▼

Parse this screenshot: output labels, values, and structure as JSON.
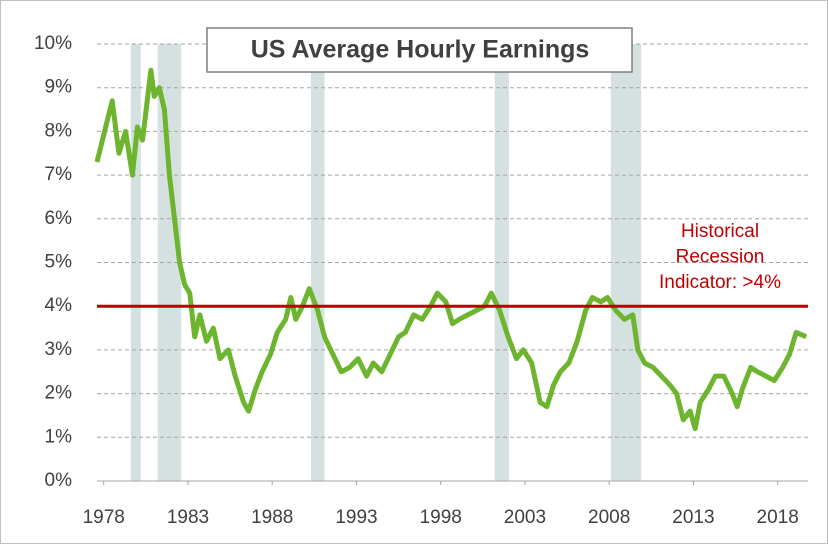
{
  "chart_data": {
    "type": "line",
    "title": "US Average Hourly Earnings",
    "xlim": [
      1977.6,
      2019.8
    ],
    "xticks": [
      1978,
      1983,
      1988,
      1993,
      1998,
      2003,
      2008,
      2013,
      2018
    ],
    "ylim": [
      0,
      10
    ],
    "yticks": [
      {
        "value": 0,
        "label": "0%"
      },
      {
        "value": 1,
        "label": "1%"
      },
      {
        "value": 2,
        "label": "2%"
      },
      {
        "value": 3,
        "label": "3%"
      },
      {
        "value": 4,
        "label": "4%"
      },
      {
        "value": 5,
        "label": "5%"
      },
      {
        "value": 6,
        "label": "6%"
      },
      {
        "value": 7,
        "label": "7%"
      },
      {
        "value": 8,
        "label": "8%"
      },
      {
        "value": 9,
        "label": "9%"
      },
      {
        "value": 10,
        "label": "10%"
      }
    ],
    "grid": true,
    "recessions": [
      {
        "start": 1979.6,
        "end": 1980.2
      },
      {
        "start": 1981.2,
        "end": 1982.6
      },
      {
        "start": 1990.3,
        "end": 1991.1
      },
      {
        "start": 2001.2,
        "end": 2002.05
      },
      {
        "start": 2008.1,
        "end": 2009.9
      }
    ],
    "recession_color": "#d5e1e1",
    "threshold": {
      "value": 4,
      "color": "#c00000"
    },
    "annotation": [
      "Historical",
      "Recession",
      "Indicator: >4%"
    ],
    "series": [
      {
        "color": "#6db52e",
        "x": [
          1977.6,
          1978.5,
          1978.9,
          1979.3,
          1979.7,
          1980.0,
          1980.3,
          1980.8,
          1981.0,
          1981.3,
          1981.6,
          1981.9,
          1982.2,
          1982.5,
          1982.8,
          1983.1,
          1983.4,
          1983.7,
          1984.1,
          1984.5,
          1984.9,
          1985.4,
          1985.8,
          1986.3,
          1986.6,
          1987.0,
          1987.4,
          1987.9,
          1988.3,
          1988.8,
          1989.1,
          1989.4,
          1989.8,
          1990.2,
          1990.7,
          1991.1,
          1991.6,
          1992.1,
          1992.6,
          1993.1,
          1993.6,
          1994.0,
          1994.5,
          1995.0,
          1995.5,
          1995.9,
          1996.4,
          1996.9,
          1997.4,
          1997.8,
          1998.3,
          1998.7,
          1999.1,
          1999.6,
          2000.1,
          2000.6,
          2001.0,
          2001.5,
          2002.0,
          2002.5,
          2002.9,
          2003.4,
          2003.9,
          2004.3,
          2004.7,
          2005.1,
          2005.6,
          2006.1,
          2006.6,
          2007.0,
          2007.5,
          2007.9,
          2008.4,
          2008.9,
          2009.4,
          2009.7,
          2010.1,
          2010.6,
          2011.1,
          2011.6,
          2012.0,
          2012.4,
          2012.8,
          2013.1,
          2013.4,
          2013.9,
          2014.3,
          2014.8,
          2015.3,
          2015.6,
          2015.9,
          2016.4,
          2016.8,
          2017.3,
          2017.8,
          2018.3,
          2018.7,
          2019.1,
          2019.7
        ],
        "values": [
          7.3,
          8.7,
          7.5,
          8.0,
          7.0,
          8.1,
          7.8,
          9.4,
          8.8,
          9.0,
          8.5,
          7.0,
          6.0,
          5.0,
          4.5,
          4.3,
          3.3,
          3.8,
          3.2,
          3.5,
          2.8,
          3.0,
          2.4,
          1.8,
          1.6,
          2.1,
          2.5,
          2.9,
          3.4,
          3.7,
          4.2,
          3.7,
          4.0,
          4.4,
          3.9,
          3.3,
          2.9,
          2.5,
          2.6,
          2.8,
          2.4,
          2.7,
          2.5,
          2.9,
          3.3,
          3.4,
          3.8,
          3.7,
          4.0,
          4.3,
          4.1,
          3.6,
          3.7,
          3.8,
          3.9,
          4.0,
          4.3,
          3.9,
          3.3,
          2.8,
          3.0,
          2.7,
          1.8,
          1.7,
          2.2,
          2.5,
          2.7,
          3.2,
          3.9,
          4.2,
          4.1,
          4.2,
          3.9,
          3.7,
          3.8,
          3.0,
          2.7,
          2.6,
          2.4,
          2.2,
          2.0,
          1.4,
          1.6,
          1.2,
          1.8,
          2.1,
          2.4,
          2.4,
          2.0,
          1.7,
          2.1,
          2.6,
          2.5,
          2.4,
          2.3,
          2.6,
          2.9,
          3.4,
          3.3
        ]
      }
    ]
  }
}
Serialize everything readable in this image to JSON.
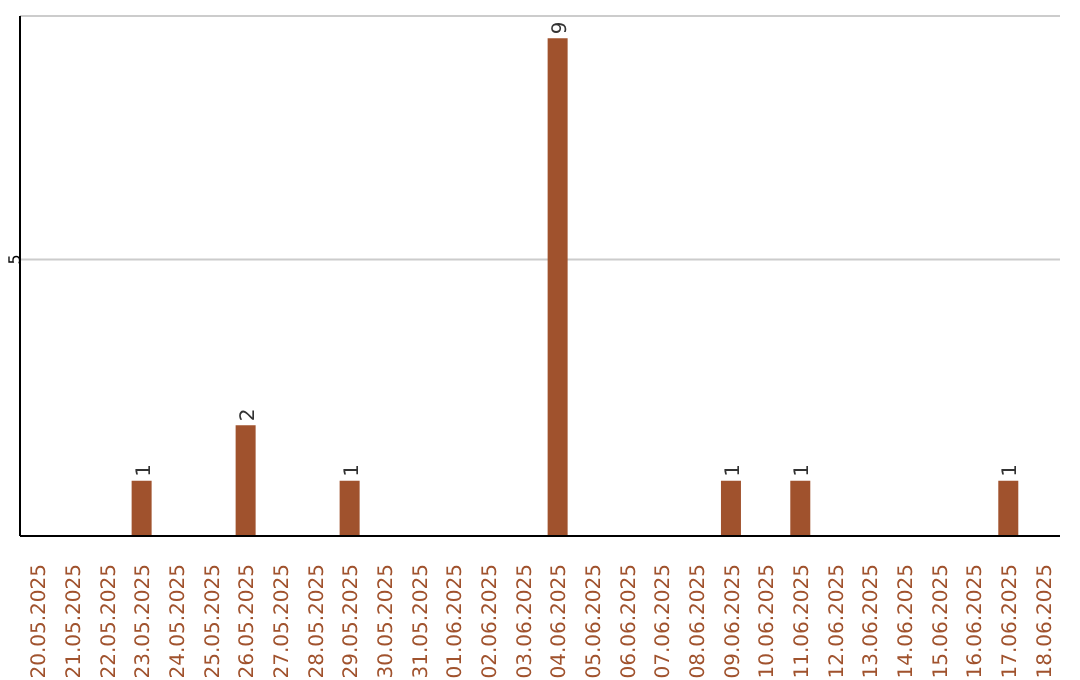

▲

Gather up, from the records above, each line where the word "start" appears.

- RESPONSE:
        "start": 1979.6,
        "start": 1981.2,
        "start": 1990.3,
        "start": 2001.2,
        "start": 2008.1,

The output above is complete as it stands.